* [Stated problem]: Identify each line below containing the string "percent" and copy it.

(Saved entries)
====

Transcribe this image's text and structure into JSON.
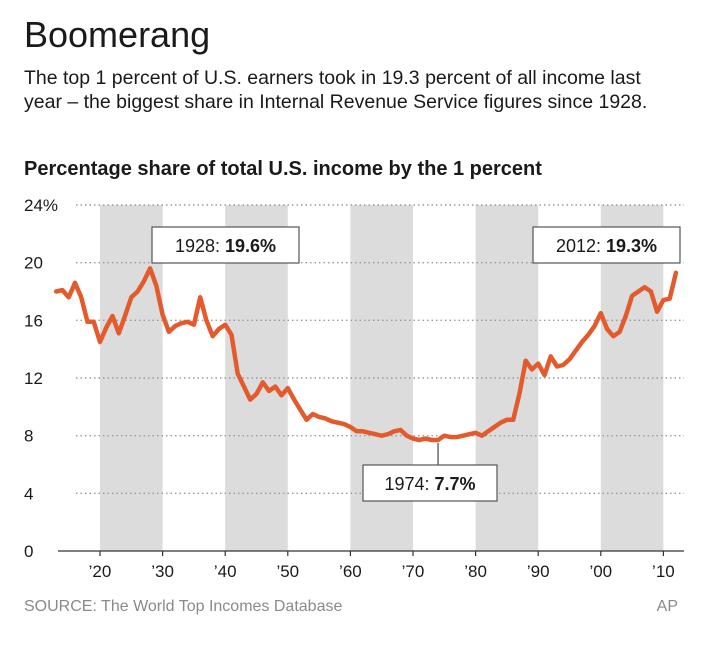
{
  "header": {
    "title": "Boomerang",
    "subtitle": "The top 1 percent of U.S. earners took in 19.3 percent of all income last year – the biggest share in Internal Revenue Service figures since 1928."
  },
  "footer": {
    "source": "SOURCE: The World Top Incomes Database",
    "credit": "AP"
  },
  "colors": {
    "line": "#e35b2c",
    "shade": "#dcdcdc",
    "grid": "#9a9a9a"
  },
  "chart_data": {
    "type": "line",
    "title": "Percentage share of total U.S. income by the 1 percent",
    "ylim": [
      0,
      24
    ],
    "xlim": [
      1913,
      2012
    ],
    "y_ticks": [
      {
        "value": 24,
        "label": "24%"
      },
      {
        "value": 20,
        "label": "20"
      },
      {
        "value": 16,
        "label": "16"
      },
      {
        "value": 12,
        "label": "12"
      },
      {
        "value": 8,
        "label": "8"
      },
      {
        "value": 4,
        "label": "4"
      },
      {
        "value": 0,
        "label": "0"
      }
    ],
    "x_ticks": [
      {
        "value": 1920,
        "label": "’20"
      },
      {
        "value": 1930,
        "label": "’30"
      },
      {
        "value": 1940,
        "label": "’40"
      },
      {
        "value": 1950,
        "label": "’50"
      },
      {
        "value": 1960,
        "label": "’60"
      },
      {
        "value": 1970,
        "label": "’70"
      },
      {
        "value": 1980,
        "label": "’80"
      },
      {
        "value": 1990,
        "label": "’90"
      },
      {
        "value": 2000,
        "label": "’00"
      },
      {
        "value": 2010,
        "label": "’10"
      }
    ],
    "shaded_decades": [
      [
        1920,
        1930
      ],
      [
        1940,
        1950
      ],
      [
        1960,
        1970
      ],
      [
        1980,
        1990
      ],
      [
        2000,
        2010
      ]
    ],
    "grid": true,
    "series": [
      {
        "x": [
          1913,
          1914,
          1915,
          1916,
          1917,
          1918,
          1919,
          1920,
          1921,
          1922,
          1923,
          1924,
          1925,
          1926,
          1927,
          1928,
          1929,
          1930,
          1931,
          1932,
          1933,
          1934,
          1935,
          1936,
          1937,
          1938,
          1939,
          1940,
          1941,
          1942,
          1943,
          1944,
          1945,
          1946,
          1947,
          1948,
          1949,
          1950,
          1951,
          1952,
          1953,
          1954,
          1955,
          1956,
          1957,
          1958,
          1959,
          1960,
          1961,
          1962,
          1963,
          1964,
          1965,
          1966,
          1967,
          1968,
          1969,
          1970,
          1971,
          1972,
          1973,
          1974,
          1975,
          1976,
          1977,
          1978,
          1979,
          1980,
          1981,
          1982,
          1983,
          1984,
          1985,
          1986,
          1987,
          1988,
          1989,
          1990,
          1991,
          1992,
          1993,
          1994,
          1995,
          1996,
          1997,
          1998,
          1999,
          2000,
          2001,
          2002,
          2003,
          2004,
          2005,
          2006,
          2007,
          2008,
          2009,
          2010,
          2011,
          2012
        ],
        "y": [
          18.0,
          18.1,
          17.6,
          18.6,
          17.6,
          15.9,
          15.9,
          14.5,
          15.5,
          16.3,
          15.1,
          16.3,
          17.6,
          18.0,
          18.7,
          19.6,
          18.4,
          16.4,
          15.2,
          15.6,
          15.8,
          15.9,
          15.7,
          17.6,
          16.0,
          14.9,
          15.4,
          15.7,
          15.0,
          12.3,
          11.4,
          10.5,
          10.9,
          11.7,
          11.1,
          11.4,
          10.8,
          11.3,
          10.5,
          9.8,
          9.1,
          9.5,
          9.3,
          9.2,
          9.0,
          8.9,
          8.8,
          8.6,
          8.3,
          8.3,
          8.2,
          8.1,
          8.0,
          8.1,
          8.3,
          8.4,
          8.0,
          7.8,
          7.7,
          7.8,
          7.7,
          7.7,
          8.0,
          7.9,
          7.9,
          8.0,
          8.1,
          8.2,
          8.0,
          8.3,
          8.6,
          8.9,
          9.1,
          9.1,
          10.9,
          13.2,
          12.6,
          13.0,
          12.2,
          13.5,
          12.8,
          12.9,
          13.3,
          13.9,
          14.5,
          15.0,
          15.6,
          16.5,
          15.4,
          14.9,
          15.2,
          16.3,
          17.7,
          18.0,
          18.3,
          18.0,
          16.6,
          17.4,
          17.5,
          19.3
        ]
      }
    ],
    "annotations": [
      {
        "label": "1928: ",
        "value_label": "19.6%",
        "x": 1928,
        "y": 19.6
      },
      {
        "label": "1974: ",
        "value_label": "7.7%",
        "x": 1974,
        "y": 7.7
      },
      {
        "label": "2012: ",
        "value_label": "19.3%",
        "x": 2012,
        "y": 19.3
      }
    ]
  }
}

====

* [Completed task]:
    "subtitle": "The top 1 percent of U.S. earners took in 19.3 percent of all income last year – the biggest share in Internal Revenue Service figures since 1928."
    "title": "Percentage share of total U.S. income by the 1 percent",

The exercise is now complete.